* start *
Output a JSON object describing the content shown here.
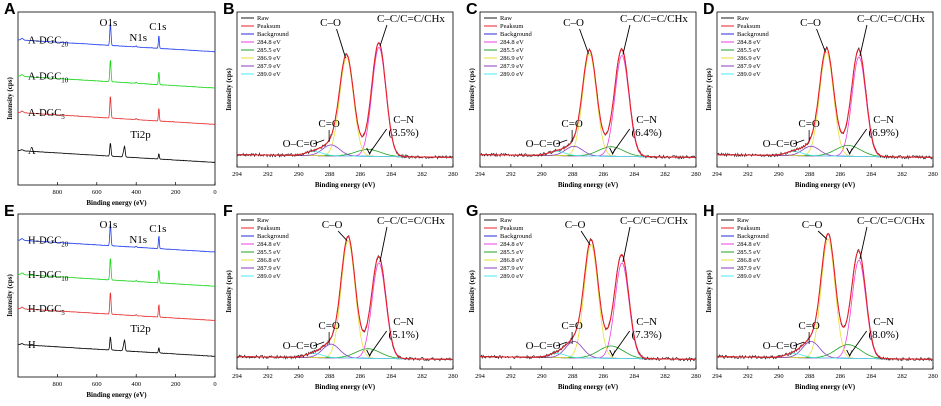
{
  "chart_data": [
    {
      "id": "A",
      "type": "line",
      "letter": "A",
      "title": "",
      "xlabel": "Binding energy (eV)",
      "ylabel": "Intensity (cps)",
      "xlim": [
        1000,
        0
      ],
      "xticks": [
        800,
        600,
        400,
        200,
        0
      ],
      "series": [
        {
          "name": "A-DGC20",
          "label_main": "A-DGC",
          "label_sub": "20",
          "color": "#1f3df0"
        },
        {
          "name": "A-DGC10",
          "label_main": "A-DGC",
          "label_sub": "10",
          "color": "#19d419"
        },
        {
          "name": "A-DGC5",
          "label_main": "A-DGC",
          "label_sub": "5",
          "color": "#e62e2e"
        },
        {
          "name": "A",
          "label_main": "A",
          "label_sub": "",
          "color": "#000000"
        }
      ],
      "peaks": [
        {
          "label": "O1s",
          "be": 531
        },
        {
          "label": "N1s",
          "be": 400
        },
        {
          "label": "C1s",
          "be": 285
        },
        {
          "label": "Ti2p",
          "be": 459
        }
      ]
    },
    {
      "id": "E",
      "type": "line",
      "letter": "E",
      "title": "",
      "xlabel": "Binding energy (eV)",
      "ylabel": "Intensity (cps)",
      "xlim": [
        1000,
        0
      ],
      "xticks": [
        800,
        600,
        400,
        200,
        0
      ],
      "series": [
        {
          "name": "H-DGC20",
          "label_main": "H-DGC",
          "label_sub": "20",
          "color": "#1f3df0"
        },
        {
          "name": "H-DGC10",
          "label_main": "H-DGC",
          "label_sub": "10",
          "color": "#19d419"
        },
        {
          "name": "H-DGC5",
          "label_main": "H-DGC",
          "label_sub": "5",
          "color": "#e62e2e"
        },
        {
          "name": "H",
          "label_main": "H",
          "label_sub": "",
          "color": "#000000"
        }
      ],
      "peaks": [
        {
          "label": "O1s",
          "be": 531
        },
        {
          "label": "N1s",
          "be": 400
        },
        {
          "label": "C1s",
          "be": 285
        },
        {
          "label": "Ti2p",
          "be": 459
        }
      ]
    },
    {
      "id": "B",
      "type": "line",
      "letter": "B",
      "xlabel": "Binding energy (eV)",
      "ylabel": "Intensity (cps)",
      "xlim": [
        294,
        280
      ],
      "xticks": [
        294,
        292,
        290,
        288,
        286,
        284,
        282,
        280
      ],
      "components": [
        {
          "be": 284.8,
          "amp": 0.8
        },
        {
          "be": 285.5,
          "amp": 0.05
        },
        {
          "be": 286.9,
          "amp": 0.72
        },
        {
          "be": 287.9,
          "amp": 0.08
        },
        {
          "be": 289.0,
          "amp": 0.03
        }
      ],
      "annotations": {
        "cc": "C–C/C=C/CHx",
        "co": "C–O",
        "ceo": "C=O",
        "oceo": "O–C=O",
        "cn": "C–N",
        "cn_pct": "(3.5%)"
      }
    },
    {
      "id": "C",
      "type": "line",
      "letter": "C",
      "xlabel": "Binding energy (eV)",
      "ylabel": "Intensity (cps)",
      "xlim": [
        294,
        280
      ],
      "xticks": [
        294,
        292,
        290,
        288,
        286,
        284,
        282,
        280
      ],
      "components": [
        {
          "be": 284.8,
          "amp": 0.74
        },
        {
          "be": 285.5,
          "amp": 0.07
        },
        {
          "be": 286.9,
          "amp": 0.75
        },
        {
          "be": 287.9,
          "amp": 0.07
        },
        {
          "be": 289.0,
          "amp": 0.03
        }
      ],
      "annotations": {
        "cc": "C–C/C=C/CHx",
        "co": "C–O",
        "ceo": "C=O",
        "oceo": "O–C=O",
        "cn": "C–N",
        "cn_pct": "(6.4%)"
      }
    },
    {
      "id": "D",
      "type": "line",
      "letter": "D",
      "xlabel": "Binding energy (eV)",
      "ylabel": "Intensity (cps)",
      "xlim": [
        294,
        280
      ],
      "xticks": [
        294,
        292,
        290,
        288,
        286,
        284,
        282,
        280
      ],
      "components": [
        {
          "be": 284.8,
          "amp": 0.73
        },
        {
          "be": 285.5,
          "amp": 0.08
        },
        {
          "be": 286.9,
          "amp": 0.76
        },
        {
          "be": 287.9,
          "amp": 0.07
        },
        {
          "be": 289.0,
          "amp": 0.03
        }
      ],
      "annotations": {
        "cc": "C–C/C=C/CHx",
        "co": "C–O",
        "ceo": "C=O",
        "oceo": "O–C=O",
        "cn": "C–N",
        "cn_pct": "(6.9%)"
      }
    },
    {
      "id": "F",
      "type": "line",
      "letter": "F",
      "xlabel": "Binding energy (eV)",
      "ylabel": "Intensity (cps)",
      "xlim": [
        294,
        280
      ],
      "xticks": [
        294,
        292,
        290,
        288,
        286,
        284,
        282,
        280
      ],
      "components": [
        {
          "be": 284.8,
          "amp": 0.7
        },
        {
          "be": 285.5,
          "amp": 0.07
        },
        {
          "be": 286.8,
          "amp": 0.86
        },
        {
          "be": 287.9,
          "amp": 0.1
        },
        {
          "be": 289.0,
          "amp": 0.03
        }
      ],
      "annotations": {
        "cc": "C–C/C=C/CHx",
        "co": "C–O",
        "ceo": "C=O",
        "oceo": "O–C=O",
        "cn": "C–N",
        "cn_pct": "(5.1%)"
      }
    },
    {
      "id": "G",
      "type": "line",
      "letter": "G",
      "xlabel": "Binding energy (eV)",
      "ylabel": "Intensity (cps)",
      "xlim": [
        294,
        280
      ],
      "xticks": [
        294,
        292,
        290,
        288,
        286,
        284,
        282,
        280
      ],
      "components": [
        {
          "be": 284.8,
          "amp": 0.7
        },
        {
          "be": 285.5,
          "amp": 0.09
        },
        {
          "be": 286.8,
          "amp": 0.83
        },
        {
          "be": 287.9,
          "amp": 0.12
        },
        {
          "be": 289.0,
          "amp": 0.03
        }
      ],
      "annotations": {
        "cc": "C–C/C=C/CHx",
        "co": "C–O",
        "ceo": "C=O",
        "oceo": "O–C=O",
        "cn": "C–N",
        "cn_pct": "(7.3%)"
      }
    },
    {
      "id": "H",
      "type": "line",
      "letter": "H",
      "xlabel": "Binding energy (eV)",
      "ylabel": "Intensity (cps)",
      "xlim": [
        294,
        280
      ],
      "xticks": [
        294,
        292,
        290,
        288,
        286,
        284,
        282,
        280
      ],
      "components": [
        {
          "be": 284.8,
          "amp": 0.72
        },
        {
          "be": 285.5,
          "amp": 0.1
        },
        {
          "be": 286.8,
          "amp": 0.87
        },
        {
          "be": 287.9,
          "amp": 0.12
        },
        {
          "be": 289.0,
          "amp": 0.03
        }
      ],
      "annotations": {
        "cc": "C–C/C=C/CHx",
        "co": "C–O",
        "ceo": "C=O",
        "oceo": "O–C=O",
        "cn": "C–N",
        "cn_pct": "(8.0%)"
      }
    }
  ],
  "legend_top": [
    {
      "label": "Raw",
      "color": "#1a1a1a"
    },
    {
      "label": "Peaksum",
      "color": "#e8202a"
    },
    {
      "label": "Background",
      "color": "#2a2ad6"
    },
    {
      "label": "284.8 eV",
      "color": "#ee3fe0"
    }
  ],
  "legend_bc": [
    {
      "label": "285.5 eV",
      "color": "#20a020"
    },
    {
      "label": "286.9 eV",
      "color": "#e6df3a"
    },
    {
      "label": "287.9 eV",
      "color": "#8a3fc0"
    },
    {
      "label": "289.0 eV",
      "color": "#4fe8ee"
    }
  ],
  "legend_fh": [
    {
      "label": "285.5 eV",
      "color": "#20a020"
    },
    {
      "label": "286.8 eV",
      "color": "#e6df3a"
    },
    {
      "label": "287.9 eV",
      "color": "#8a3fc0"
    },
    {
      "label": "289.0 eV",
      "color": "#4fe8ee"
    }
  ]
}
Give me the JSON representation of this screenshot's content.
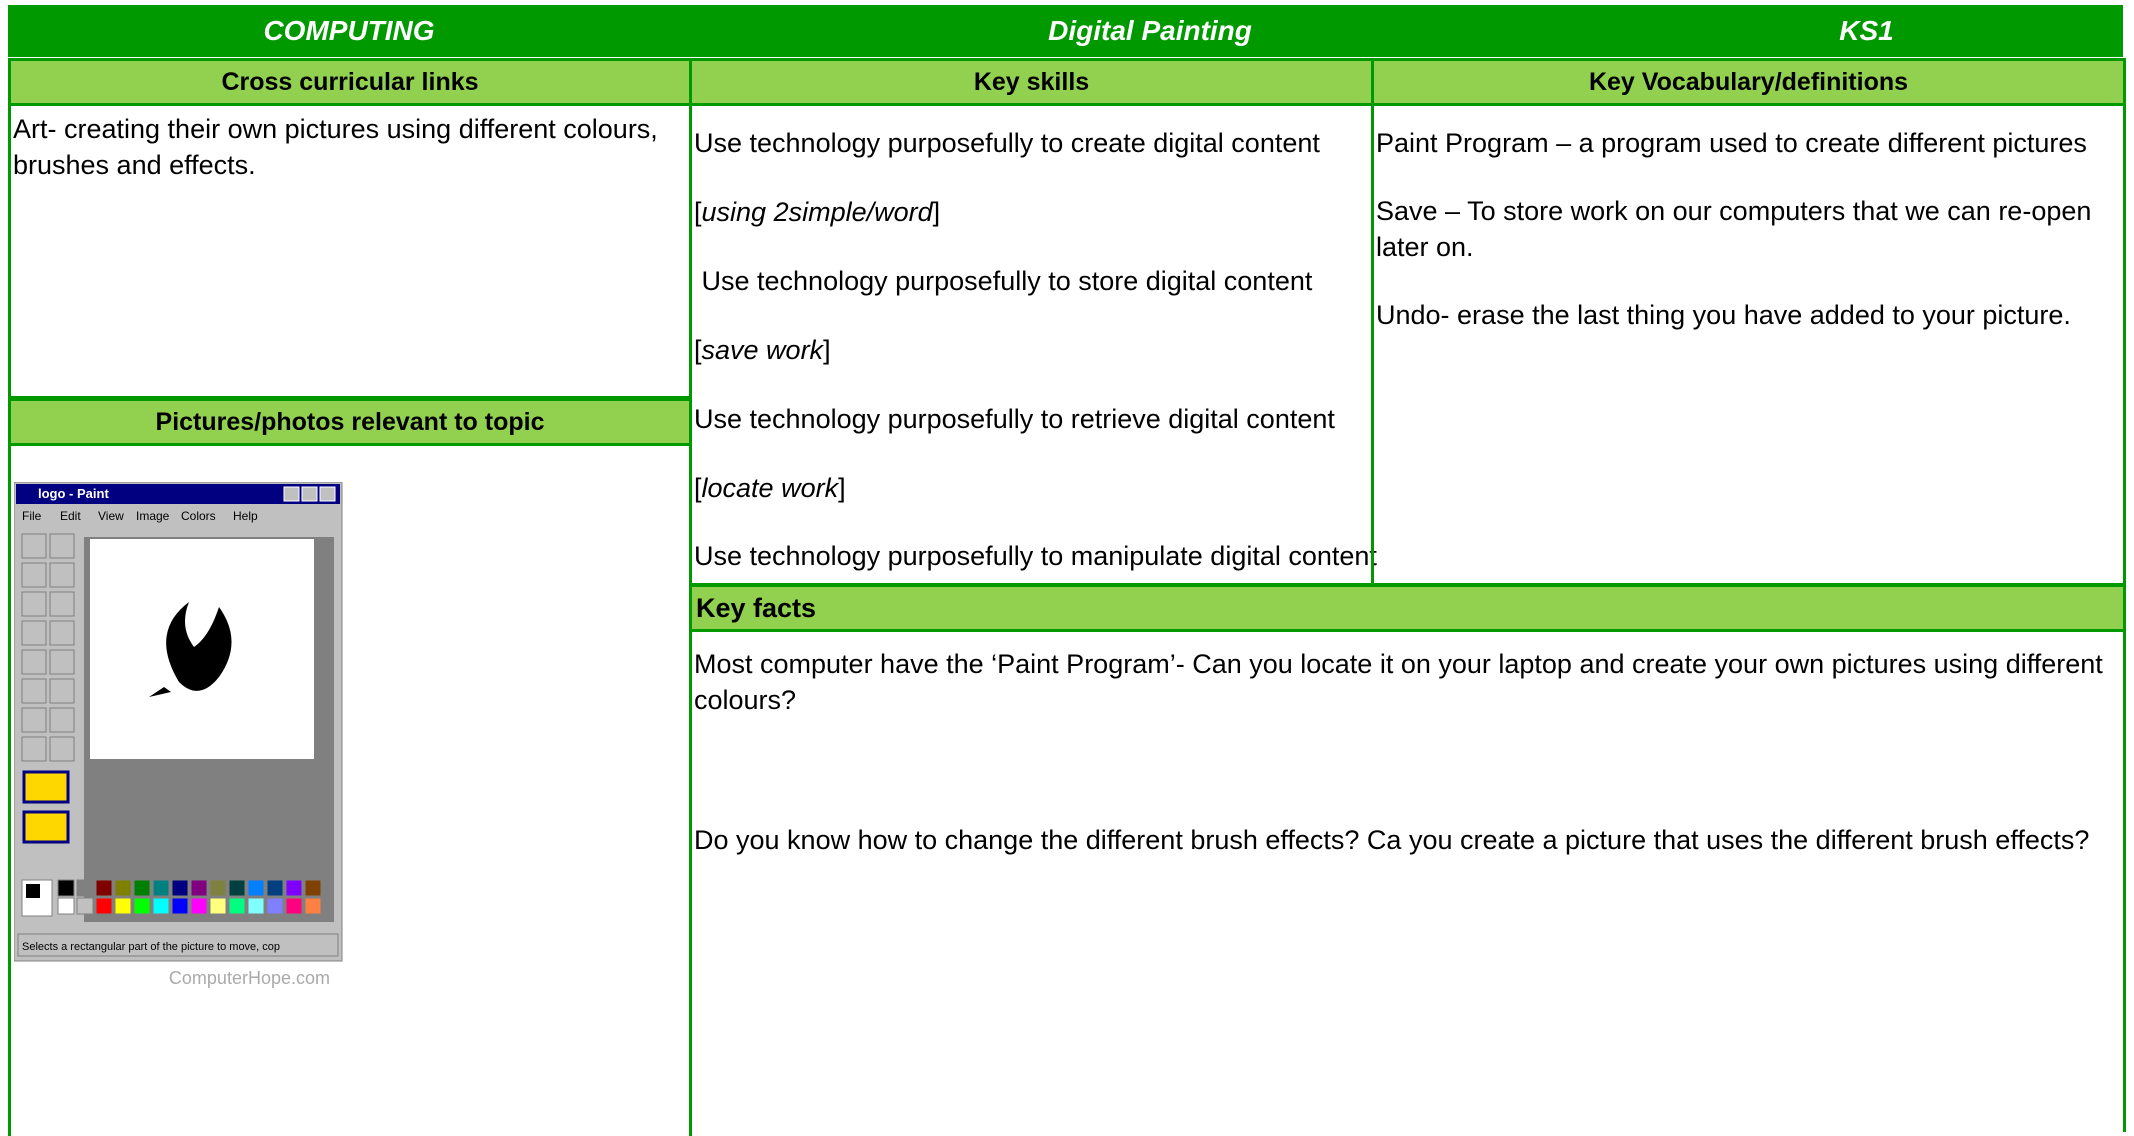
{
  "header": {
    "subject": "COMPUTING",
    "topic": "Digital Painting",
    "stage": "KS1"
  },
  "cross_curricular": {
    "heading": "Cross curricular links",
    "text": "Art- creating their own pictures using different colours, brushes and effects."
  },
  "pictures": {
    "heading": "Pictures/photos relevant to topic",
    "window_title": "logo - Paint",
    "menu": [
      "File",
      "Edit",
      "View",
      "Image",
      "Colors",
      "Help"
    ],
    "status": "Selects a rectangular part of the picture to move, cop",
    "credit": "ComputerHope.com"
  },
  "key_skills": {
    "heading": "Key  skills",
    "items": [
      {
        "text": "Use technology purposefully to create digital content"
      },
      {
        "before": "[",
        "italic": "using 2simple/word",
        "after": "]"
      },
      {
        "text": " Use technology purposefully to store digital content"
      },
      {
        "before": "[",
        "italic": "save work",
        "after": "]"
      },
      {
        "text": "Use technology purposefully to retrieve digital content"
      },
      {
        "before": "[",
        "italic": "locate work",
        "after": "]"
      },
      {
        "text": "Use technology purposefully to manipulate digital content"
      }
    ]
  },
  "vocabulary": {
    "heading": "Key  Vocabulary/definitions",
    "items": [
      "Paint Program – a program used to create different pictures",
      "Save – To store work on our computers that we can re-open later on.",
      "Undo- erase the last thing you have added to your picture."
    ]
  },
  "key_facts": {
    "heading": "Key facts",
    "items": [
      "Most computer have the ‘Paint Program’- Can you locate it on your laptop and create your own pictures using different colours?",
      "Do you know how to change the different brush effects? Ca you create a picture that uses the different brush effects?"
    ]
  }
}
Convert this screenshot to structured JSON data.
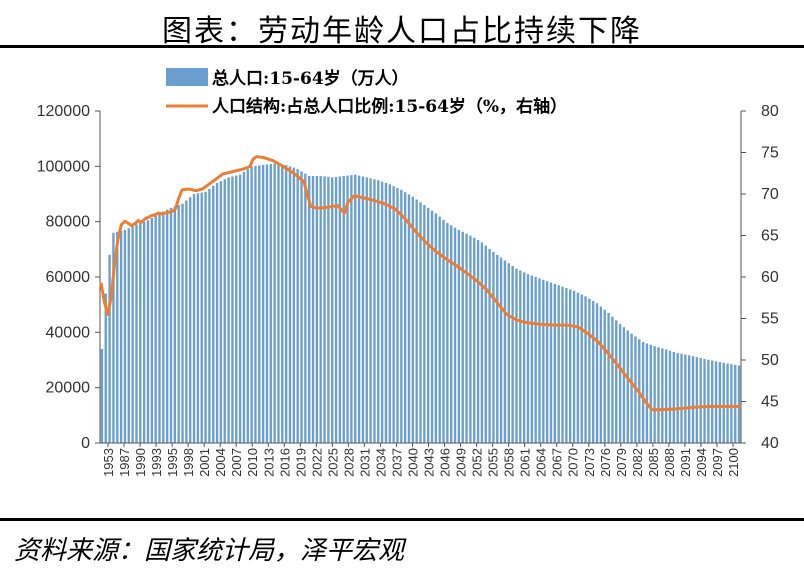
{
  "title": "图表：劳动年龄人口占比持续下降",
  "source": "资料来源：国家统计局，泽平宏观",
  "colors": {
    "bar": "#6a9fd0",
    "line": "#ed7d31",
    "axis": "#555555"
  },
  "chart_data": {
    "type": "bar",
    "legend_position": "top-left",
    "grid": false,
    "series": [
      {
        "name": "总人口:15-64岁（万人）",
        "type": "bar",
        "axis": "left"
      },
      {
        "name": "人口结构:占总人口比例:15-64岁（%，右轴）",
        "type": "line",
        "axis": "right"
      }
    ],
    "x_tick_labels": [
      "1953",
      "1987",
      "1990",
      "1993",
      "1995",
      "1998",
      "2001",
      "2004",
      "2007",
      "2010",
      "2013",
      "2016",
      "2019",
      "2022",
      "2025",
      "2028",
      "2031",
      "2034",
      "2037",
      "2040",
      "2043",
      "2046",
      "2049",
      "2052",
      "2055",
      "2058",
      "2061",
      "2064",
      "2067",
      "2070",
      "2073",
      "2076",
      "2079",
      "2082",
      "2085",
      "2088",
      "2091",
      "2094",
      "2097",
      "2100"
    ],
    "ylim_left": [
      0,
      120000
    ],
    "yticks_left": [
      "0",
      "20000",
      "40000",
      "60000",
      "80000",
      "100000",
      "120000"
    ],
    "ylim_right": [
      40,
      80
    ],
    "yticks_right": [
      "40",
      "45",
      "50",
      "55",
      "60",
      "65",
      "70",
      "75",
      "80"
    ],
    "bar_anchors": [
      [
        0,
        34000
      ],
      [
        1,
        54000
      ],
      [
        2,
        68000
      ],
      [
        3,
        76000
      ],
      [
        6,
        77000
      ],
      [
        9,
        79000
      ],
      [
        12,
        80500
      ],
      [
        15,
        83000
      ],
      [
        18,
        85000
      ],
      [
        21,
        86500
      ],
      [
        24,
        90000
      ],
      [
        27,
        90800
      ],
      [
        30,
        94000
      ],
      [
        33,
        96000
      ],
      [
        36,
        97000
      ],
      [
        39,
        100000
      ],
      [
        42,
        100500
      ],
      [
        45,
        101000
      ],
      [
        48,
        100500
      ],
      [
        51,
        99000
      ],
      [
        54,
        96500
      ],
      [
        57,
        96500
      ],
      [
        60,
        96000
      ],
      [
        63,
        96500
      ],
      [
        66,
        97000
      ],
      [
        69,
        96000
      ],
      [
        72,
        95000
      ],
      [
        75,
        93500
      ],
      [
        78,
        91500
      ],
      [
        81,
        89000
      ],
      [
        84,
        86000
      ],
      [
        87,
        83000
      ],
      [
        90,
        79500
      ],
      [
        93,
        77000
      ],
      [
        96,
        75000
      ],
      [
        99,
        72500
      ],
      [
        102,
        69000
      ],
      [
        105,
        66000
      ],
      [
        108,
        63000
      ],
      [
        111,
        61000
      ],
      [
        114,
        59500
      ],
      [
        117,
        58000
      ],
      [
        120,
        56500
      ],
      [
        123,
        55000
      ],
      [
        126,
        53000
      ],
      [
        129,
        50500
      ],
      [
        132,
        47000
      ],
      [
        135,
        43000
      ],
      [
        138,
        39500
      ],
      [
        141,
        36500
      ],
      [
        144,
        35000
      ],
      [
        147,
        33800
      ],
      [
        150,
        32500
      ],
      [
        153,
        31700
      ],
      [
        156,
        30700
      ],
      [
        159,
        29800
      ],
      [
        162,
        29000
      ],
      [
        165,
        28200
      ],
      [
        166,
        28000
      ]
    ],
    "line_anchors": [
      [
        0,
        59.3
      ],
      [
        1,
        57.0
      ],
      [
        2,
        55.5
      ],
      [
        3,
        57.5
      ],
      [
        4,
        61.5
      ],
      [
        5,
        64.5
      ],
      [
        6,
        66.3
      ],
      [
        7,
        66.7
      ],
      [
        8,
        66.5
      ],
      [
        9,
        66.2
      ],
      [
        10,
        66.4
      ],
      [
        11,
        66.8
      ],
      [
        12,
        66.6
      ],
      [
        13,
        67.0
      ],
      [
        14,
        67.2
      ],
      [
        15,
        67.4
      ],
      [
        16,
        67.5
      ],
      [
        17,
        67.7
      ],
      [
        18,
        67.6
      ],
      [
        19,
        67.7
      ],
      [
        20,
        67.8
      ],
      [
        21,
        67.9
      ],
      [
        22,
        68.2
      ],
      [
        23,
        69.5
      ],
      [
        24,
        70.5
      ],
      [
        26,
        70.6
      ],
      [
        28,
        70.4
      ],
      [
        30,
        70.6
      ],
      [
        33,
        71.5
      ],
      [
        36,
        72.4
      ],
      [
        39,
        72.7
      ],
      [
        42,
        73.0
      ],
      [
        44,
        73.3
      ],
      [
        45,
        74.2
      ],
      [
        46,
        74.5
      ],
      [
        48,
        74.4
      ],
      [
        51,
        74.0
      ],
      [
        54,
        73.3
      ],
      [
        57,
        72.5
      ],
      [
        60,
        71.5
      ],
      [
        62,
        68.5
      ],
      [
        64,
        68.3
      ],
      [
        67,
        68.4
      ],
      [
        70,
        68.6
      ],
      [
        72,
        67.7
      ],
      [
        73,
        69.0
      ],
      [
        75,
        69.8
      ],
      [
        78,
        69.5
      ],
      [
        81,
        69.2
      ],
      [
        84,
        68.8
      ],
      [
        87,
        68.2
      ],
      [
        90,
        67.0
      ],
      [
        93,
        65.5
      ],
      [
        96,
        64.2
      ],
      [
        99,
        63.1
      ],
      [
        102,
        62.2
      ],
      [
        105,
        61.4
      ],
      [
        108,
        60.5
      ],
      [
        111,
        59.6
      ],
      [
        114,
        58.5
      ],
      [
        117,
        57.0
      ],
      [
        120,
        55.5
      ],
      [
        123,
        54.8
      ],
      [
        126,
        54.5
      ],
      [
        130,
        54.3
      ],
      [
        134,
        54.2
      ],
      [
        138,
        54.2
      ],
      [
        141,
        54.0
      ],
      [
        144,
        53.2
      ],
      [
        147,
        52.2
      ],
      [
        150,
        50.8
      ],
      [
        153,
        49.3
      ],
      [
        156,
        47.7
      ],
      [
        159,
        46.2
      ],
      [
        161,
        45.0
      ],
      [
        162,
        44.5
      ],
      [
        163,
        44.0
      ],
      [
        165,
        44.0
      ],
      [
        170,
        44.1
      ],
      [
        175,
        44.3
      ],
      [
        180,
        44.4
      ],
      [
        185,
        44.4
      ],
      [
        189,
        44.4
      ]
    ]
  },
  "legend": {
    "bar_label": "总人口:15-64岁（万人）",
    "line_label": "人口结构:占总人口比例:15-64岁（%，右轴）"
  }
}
* end *
[PROBLEM] Pull out every line in the data above that has the word "colours".

[OUTPUT]
    "text": "Art- creating their own pictures using different colours, brushes and effects."
      "Most computer have the ‘Paint Program’- Can you locate it on your laptop and create your own pictures using different colours?",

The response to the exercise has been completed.